▶ **Try it**: Copy the listing that follows exactly. Its pictures do not belong in the copy.
**********
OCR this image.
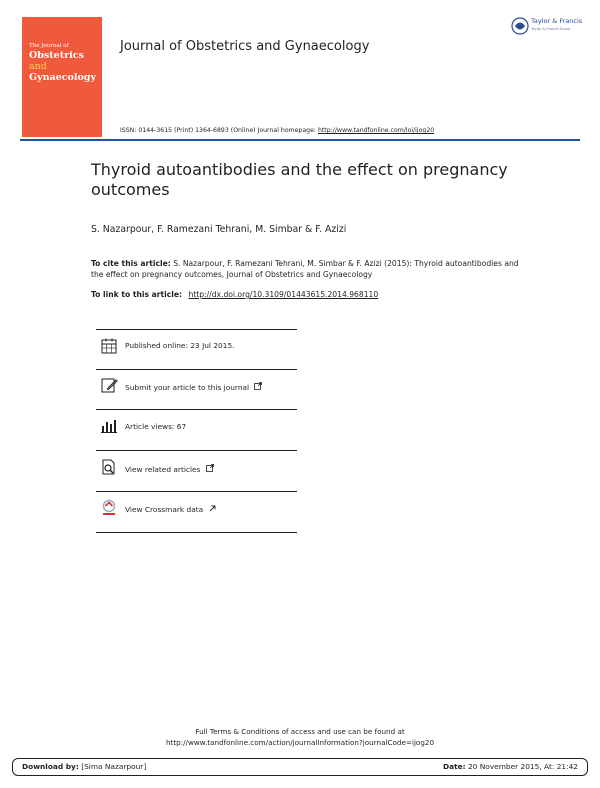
The Journal of
Obstetrics and
Gynaecology
Journal of Obstetrics and Gynaecology
Taylor & Francis
Taylor & Francis Group
ISSN: 0144-3615 (Print) 1364-6893 (Online) Journal homepage: http://www.tandfonline.com/loi/ijog20
Thyroid autoantibodies and the effect on pregnancy outcomes
S. Nazarpour, F. Ramezani Tehrani, M. Simbar & F. Azizi
To cite this article: S. Nazarpour, F. Ramezani Tehrani, M. Simbar & F. Azizi (2015): Thyroid autoantibodies and the effect on pregnancy outcomes, Journal of Obstetrics and Gynaecology
To link to this article: http://dx.doi.org/10.3109/01443615.2014.968110
Published online: 23 Jul 2015.
Submit your article to this journal
Article views: 67
View related articles
View Crossmark data
Full Terms & Conditions of access and use can be found at
http://www.tandfonline.com/action/journalInformation?journalCode=ijog20
Download by: [Sima Nazarpour]	Date: 20 November 2015, At: 21:42
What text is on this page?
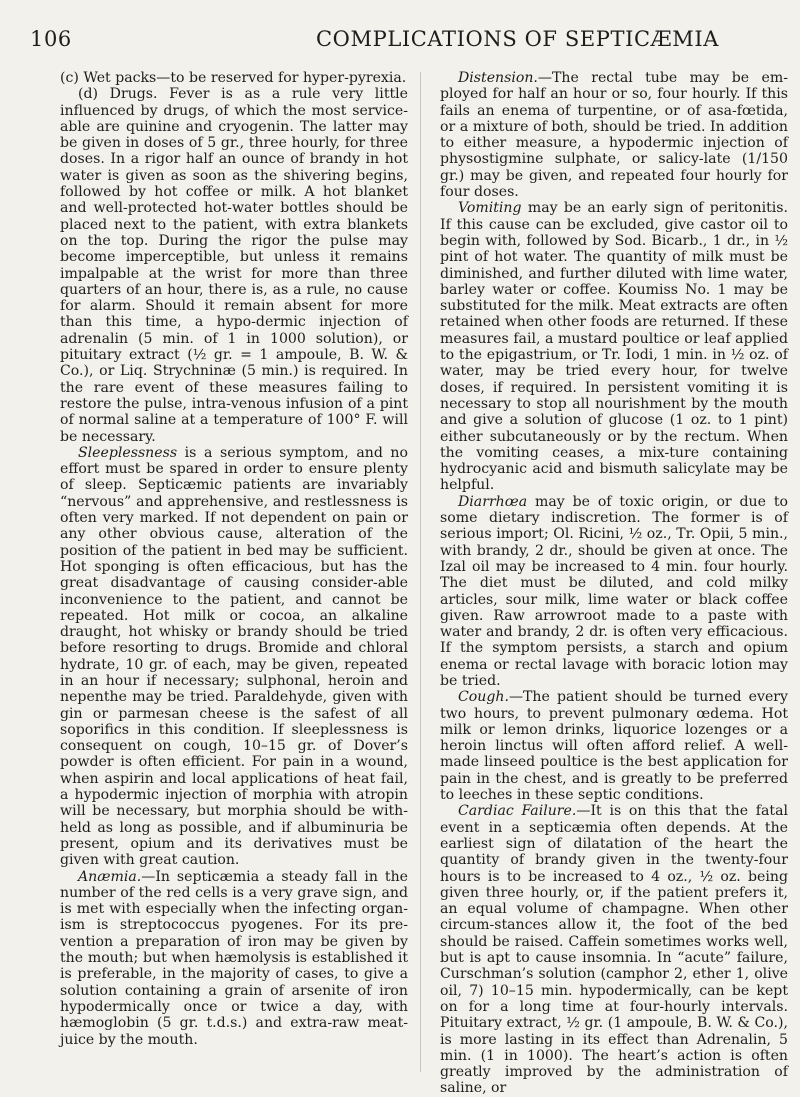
106	COMPLICATIONS OF SEPTICÆMIA

(c) Wet packs—to be reserved for hyper-pyrexia.

(d) Drugs. Fever is as a rule very little influenced by drugs, of which the most service-able are quinine and cryogenin. The latter may be given in doses of 5 gr., three hourly, for three doses. In a rigor half an ounce of brandy in hot water is given as soon as the shivering begins, followed by hot coffee or milk. A hot blanket and well-protected hot-water bottles should be placed next to the patient, with extra blankets on the top. During the rigor the pulse may become imperceptible, but unless it remains impalpable at the wrist for more than three quarters of an hour, there is, as a rule, no cause for alarm. Should it remain absent for more than this time, a hypo-dermic injection of adrenalin (5 min. of 1 in 1000 solution), or pituitary extract (½ gr. = 1 ampoule, B. W. & Co.), or Liq. Strychninæ (5 min.) is required. In the rare event of these measures failing to restore the pulse, intra-venous infusion of a pint of normal saline at a temperature of 100° F. will be necessary.

Sleeplessness is a serious symptom, and no effort must be spared in order to ensure plenty of sleep. Septicæmic patients are invariably “nervous” and apprehensive, and restlessness is often very marked. If not dependent on pain or any other obvious cause, alteration of the position of the patient in bed may be sufficient. Hot sponging is often efficacious, but has the great disadvantage of causing consider-able inconvenience to the patient, and cannot be repeated. Hot milk or cocoa, an alkaline draught, hot whisky or brandy should be tried before resorting to drugs. Bromide and chloral hydrate, 10 gr. of each, may be given, repeated in an hour if necessary; sulphonal, heroin and nepenthe may be tried. Paraldehyde, given with gin or parmesan cheese is the safest of all soporifics in this condition. If sleeplessness is consequent on cough, 10–15 gr. of Dover’s powder is often efficient. For pain in a wound, when aspirin and local applications of heat fail, a hypodermic injection of morphia with atropin will be necessary, but morphia should be with-held as long as possible, and if albuminuria be present, opium and its derivatives must be given with great caution.

Anæmia.—In septicæmia a steady fall in the number of the red cells is a very grave sign, and is met with especially when the infecting organ-ism is streptococcus pyogenes. For its pre-vention a preparation of iron may be given by the mouth; but when hæmolysis is established it is preferable, in the majority of cases, to give a solution containing a grain of arsenite of iron hypodermically once or twice a day, with hæmoglobin (5 gr. t.d.s.) and extra-raw meat-juice by the mouth.

Distension.—The rectal tube may be em-ployed for half an hour or so, four hourly. If this fails an enema of turpentine, or of asa-fœtida, or a mixture of both, should be tried. In addition to either measure, a hypodermic injection of physostigmine sulphate, or salicy-late (1/150 gr.) may be given, and repeated four hourly for four doses.

Vomiting may be an early sign of peritonitis. If this cause can be excluded, give castor oil to begin with, followed by Sod. Bicarb., 1 dr., in ½ pint of hot water. The quantity of milk must be diminished, and further diluted with lime water, barley water or coffee. Koumiss No. 1 may be substituted for the milk. Meat extracts are often retained when other foods are returned. If these measures fail, a mustard poultice or leaf applied to the epigastrium, or Tr. Iodi, 1 min. in ½ oz. of water, may be tried every hour, for twelve doses, if required. In persistent vomiting it is necessary to stop all nourishment by the mouth and give a solution of glucose (1 oz. to 1 pint) either subcutaneously or by the rectum. When the vomiting ceases, a mix-ture containing hydrocyanic acid and bismuth salicylate may be helpful.

Diarrhœa may be of toxic origin, or due to some dietary indiscretion. The former is of serious import; Ol. Ricini, ½ oz., Tr. Opii, 5 min., with brandy, 2 dr., should be given at once. The Izal oil may be increased to 4 min. four hourly. The diet must be diluted, and cold milky articles, sour milk, lime water or black coffee given. Raw arrowroot made to a paste with water and brandy, 2 dr. is often very efficacious. If the symptom persists, a starch and opium enema or rectal lavage with boracic lotion may be tried.

Cough.—The patient should be turned every two hours, to prevent pulmonary œdema. Hot milk or lemon drinks, liquorice lozenges or a heroin linctus will often afford relief. A well-made linseed poultice is the best application for pain in the chest, and is greatly to be preferred to leeches in these septic conditions.

Cardiac Failure.—It is on this that the fatal event in a septicæmia often depends. At the earliest sign of dilatation of the heart the quantity of brandy given in the twenty-four hours is to be increased to 4 oz., ½ oz. being given three hourly, or, if the patient prefers it, an equal volume of champagne. When other circum-stances allow it, the foot of the bed should be raised. Caffein sometimes works well, but is apt to cause insomnia. In “acute” failure, Curschman’s solution (camphor 2, ether 1, olive oil, 7) 10–15 min. hypodermically, can be kept on for a long time at four-hourly intervals. Pituitary extract, ½ gr. (1 ampoule, B. W. & Co.), is more lasting in its effect than Adrenalin, 5 min. (1 in 1000). The heart’s action is often greatly improved by the administration of saline, or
**********
▶ **Answer space**:
OCR this image.
The Journal of
Obstetrics and
Gynaecology
Journal of Obstetrics and Gynaecology
Taylor & Francis
Taylor & Francis Group
ISSN: 0144-3615 (Print) 1364-6893 (Online) Journal homepage: http://www.tandfonline.com/loi/ijog20
Thyroid autoantibodies and the effect on pregnancy outcomes
S. Nazarpour, F. Ramezani Tehrani, M. Simbar & F. Azizi
To cite this article: S. Nazarpour, F. Ramezani Tehrani, M. Simbar & F. Azizi (2015): Thyroid autoantibodies and the effect on pregnancy outcomes, Journal of Obstetrics and Gynaecology
To link to this article: http://dx.doi.org/10.3109/01443615.2014.968110
Published online: 23 Jul 2015.
Submit your article to this journal
Article views: 67
View related articles
View Crossmark data
Full Terms & Conditions of access and use can be found at
http://www.tandfonline.com/action/journalInformation?journalCode=ijog20
Download by: [Sima Nazarpour]	Date: 20 November 2015, At: 21:42
What text is on this page?
106	COMPLICATIONS OF SEPTICÆMIA

(c) Wet packs—to be reserved for hyper-pyrexia.

(d) Drugs. Fever is as a rule very little influenced by drugs, of which the most service-able are quinine and cryogenin. The latter may be given in doses of 5 gr., three hourly, for three doses. In a rigor half an ounce of brandy in hot water is given as soon as the shivering begins, followed by hot coffee or milk. A hot blanket and well-protected hot-water bottles should be placed next to the patient, with extra blankets on the top. During the rigor the pulse may become imperceptible, but unless it remains impalpable at the wrist for more than three quarters of an hour, there is, as a rule, no cause for alarm. Should it remain absent for more than this time, a hypo-dermic injection of adrenalin (5 min. of 1 in 1000 solution), or pituitary extract (½ gr. = 1 ampoule, B. W. & Co.), or Liq. Strychninæ (5 min.) is required. In the rare event of these measures failing to restore the pulse, intra-venous infusion of a pint of normal saline at a temperature of 100° F. will be necessary.

Sleeplessness is a serious symptom, and no effort must be spared in order to ensure plenty of sleep. Septicæmic patients are invariably “nervous” and apprehensive, and restlessness is often very marked. If not dependent on pain or any other obvious cause, alteration of the position of the patient in bed may be sufficient. Hot sponging is often efficacious, but has the great disadvantage of causing consider-able inconvenience to the patient, and cannot be repeated. Hot milk or cocoa, an alkaline draught, hot whisky or brandy should be tried before resorting to drugs. Bromide and chloral hydrate, 10 gr. of each, may be given, repeated in an hour if necessary; sulphonal, heroin and nepenthe may be tried. Paraldehyde, given with gin or parmesan cheese is the safest of all soporifics in this condition. If sleeplessness is consequent on cough, 10–15 gr. of Dover’s powder is often efficient. For pain in a wound, when aspirin and local applications of heat fail, a hypodermic injection of morphia with atropin will be necessary, but morphia should be with-held as long as possible, and if albuminuria be present, opium and its derivatives must be given with great caution.

Anæmia.—In septicæmia a steady fall in the number of the red cells is a very grave sign, and is met with especially when the infecting organ-ism is streptococcus pyogenes. For its pre-vention a preparation of iron may be given by the mouth; but when hæmolysis is established it is preferable, in the majority of cases, to give a solution containing a grain of arsenite of iron hypodermically once or twice a day, with hæmoglobin (5 gr. t.d.s.) and extra-raw meat-juice by the mouth.

Distension.—The rectal tube may be em-ployed for half an hour or so, four hourly. If this fails an enema of turpentine, or of asa-fœtida, or a mixture of both, should be tried. In addition to either measure, a hypodermic injection of physostigmine sulphate, or salicy-late (1/150 gr.) may be given, and repeated four hourly for four doses.

Vomiting may be an early sign of peritonitis. If this cause can be excluded, give castor oil to begin with, followed by Sod. Bicarb., 1 dr., in ½ pint of hot water. The quantity of milk must be diminished, and further diluted with lime water, barley water or coffee. Koumiss No. 1 may be substituted for the milk. Meat extracts are often retained when other foods are returned. If these measures fail, a mustard poultice or leaf applied to the epigastrium, or Tr. Iodi, 1 min. in ½ oz. of water, may be tried every hour, for twelve doses, if required. In persistent vomiting it is necessary to stop all nourishment by the mouth and give a solution of glucose (1 oz. to 1 pint) either subcutaneously or by the rectum. When the vomiting ceases, a mix-ture containing hydrocyanic acid and bismuth salicylate may be helpful.

Diarrhœa may be of toxic origin, or due to some dietary indiscretion. The former is of serious import; Ol. Ricini, ½ oz., Tr. Opii, 5 min., with brandy, 2 dr., should be given at once. The Izal oil may be increased to 4 min. four hourly. The diet must be diluted, and cold milky articles, sour milk, lime water or black coffee given. Raw arrowroot made to a paste with water and brandy, 2 dr. is often very efficacious. If the symptom persists, a starch and opium enema or rectal lavage with boracic lotion may be tried.

Cough.—The patient should be turned every two hours, to prevent pulmonary œdema. Hot milk or lemon drinks, liquorice lozenges or a heroin linctus will often afford relief. A well-made linseed poultice is the best application for pain in the chest, and is greatly to be preferred to leeches in these septic conditions.

Cardiac Failure.—It is on this that the fatal event in a septicæmia often depends. At the earliest sign of dilatation of the heart the quantity of brandy given in the twenty-four hours is to be increased to 4 oz., ½ oz. being given three hourly, or, if the patient prefers it, an equal volume of champagne. When other circum-stances allow it, the foot of the bed should be raised. Caffein sometimes works well, but is apt to cause insomnia. In “acute” failure, Curschman’s solution (camphor 2, ether 1, olive oil, 7) 10–15 min. hypodermically, can be kept on for a long time at four-hourly intervals. Pituitary extract, ½ gr. (1 ampoule, B. W. & Co.), is more lasting in its effect than Adrenalin, 5 min. (1 in 1000). The heart’s action is often greatly improved by the administration of saline, or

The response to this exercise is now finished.